Your instructions:
Pick out every line that holds the string "ylabel" and copy it.

===

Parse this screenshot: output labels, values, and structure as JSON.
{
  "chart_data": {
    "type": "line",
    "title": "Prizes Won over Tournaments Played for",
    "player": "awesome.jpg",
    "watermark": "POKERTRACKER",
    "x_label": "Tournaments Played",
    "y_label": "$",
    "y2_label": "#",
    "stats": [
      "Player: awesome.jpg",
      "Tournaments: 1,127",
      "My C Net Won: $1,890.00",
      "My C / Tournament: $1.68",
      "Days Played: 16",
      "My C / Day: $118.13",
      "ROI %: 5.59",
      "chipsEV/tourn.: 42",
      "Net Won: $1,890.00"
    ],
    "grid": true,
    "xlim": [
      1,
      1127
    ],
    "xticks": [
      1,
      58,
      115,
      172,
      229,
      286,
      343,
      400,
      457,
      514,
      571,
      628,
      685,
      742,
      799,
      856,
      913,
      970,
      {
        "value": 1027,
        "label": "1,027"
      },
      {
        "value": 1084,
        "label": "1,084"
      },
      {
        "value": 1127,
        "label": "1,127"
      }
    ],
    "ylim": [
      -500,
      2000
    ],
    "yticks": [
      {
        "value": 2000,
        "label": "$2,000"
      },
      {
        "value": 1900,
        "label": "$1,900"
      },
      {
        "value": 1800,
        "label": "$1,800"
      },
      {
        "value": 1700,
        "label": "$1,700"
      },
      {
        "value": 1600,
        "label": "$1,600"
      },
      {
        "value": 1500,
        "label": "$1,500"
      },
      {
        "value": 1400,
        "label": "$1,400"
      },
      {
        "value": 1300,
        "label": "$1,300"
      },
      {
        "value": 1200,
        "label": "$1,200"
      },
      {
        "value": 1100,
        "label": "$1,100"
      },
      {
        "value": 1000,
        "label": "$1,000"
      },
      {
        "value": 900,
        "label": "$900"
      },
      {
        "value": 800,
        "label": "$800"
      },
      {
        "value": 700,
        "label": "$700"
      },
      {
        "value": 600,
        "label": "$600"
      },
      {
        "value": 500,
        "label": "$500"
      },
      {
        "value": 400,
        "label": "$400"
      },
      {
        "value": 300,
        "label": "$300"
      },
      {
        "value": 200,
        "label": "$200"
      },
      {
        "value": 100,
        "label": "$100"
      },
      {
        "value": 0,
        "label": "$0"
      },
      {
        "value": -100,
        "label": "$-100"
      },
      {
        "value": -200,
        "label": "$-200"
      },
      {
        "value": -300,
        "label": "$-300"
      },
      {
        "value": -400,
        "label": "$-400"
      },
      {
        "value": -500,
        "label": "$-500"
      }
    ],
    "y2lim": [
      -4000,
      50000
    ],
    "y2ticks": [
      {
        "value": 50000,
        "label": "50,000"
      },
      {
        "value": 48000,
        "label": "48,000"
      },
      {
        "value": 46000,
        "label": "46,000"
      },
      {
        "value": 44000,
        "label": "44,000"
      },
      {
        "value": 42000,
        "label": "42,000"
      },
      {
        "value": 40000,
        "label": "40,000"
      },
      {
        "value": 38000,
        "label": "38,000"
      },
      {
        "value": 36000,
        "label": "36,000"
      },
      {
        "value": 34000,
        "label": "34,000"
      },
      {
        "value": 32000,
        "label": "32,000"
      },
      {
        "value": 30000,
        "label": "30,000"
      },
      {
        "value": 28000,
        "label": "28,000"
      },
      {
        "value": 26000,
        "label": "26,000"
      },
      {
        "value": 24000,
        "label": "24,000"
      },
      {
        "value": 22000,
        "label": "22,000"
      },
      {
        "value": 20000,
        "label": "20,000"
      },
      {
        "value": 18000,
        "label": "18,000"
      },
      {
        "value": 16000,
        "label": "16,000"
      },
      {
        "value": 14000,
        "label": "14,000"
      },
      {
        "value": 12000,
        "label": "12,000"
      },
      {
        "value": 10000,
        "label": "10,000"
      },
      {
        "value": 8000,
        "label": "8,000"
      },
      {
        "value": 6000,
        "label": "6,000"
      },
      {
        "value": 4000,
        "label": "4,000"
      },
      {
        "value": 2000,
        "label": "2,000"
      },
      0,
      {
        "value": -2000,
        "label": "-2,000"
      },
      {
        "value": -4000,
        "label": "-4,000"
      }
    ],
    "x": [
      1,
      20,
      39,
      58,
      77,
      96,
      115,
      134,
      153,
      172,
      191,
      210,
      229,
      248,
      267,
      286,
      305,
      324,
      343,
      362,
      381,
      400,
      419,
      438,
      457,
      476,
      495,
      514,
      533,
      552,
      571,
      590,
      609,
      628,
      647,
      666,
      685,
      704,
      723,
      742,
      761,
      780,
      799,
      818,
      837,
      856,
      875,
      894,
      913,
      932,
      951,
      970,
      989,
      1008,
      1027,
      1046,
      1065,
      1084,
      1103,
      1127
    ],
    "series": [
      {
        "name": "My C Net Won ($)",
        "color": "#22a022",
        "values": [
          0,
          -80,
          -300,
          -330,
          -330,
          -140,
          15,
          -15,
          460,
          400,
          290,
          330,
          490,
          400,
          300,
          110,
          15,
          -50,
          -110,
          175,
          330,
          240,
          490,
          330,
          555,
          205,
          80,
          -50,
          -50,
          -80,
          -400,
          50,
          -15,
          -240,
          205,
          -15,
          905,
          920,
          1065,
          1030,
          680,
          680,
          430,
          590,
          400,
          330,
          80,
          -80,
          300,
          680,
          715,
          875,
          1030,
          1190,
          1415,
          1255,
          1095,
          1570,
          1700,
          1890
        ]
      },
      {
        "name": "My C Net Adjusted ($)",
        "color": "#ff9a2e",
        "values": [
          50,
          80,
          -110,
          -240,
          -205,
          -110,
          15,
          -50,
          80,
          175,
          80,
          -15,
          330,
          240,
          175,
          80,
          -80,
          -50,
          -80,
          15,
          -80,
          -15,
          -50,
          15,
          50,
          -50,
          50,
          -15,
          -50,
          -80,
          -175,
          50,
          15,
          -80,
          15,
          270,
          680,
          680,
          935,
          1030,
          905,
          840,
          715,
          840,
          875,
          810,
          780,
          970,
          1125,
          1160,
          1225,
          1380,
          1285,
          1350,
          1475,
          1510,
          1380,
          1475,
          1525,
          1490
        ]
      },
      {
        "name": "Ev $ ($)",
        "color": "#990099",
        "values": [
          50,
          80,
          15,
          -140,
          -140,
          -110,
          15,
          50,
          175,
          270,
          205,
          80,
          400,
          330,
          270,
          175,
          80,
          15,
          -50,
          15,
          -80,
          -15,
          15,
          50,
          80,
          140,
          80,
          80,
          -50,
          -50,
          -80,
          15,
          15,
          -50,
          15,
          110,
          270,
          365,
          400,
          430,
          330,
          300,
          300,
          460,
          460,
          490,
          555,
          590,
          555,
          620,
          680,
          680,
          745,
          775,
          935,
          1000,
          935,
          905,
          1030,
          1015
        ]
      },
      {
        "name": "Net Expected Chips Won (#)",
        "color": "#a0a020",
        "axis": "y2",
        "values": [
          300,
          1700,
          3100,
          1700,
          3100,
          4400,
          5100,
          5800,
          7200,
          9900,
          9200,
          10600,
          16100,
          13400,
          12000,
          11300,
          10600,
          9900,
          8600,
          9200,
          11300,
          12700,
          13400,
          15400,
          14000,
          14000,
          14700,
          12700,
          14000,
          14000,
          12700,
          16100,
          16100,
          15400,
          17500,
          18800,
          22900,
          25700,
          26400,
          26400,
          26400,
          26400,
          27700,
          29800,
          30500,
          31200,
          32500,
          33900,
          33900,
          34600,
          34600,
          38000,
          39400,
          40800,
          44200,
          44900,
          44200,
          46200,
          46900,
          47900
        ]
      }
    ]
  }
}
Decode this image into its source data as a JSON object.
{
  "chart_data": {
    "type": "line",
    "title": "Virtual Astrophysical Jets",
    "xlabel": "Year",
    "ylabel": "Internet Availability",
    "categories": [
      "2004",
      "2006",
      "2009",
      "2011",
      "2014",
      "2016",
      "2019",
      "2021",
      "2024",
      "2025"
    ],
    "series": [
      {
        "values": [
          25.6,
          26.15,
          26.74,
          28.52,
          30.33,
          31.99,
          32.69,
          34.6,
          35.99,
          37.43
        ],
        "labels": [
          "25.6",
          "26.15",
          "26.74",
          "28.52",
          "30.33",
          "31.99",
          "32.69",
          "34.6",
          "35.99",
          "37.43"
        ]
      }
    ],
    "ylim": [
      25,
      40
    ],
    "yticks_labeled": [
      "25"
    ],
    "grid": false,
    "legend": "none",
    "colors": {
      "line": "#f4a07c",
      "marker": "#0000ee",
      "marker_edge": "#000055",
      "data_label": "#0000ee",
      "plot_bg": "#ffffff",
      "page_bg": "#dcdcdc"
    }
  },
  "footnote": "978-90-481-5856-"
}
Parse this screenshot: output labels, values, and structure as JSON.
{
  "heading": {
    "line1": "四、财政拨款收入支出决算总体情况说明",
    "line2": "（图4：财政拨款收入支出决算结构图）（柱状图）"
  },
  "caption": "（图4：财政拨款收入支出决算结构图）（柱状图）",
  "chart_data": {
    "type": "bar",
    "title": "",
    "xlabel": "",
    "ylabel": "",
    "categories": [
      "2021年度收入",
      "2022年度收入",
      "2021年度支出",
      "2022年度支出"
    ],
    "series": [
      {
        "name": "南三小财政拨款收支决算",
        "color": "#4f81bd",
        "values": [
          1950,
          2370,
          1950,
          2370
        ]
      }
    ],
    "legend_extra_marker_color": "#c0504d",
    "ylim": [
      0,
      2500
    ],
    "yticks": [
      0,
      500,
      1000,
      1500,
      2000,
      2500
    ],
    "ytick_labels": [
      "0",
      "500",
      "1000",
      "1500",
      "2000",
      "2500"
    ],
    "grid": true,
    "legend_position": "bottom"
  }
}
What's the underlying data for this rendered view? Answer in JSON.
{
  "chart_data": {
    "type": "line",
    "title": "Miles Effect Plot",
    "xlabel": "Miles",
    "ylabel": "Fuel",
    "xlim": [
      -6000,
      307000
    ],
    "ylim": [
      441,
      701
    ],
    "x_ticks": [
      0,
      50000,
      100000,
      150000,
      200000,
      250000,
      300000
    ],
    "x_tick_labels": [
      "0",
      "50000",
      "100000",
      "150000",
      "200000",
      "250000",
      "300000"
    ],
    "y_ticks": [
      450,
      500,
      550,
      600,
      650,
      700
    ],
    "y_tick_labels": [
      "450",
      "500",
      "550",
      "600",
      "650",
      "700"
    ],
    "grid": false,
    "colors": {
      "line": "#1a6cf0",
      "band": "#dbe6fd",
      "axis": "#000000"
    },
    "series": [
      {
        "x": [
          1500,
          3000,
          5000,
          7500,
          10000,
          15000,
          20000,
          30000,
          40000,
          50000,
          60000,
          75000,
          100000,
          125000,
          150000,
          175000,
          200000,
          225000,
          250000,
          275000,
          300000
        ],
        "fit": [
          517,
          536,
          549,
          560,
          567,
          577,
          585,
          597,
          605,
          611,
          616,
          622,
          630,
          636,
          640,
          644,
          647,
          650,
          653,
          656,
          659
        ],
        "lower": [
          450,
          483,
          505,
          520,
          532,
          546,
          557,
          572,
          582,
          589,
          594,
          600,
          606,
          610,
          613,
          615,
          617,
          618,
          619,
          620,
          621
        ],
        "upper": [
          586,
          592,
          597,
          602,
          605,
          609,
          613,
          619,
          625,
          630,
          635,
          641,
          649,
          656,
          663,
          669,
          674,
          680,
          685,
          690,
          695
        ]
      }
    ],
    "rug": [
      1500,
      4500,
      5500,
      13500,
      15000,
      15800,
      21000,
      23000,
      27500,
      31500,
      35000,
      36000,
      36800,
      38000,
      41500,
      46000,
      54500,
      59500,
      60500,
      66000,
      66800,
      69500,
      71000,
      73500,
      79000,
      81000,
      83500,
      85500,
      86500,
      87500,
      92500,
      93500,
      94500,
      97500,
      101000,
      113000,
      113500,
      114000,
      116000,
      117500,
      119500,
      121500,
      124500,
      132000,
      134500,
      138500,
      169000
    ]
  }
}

===

Answer to the task:
    "ylabel": "Internet Availability",
    "ylabel": "",
    "ylabel": "Fuel",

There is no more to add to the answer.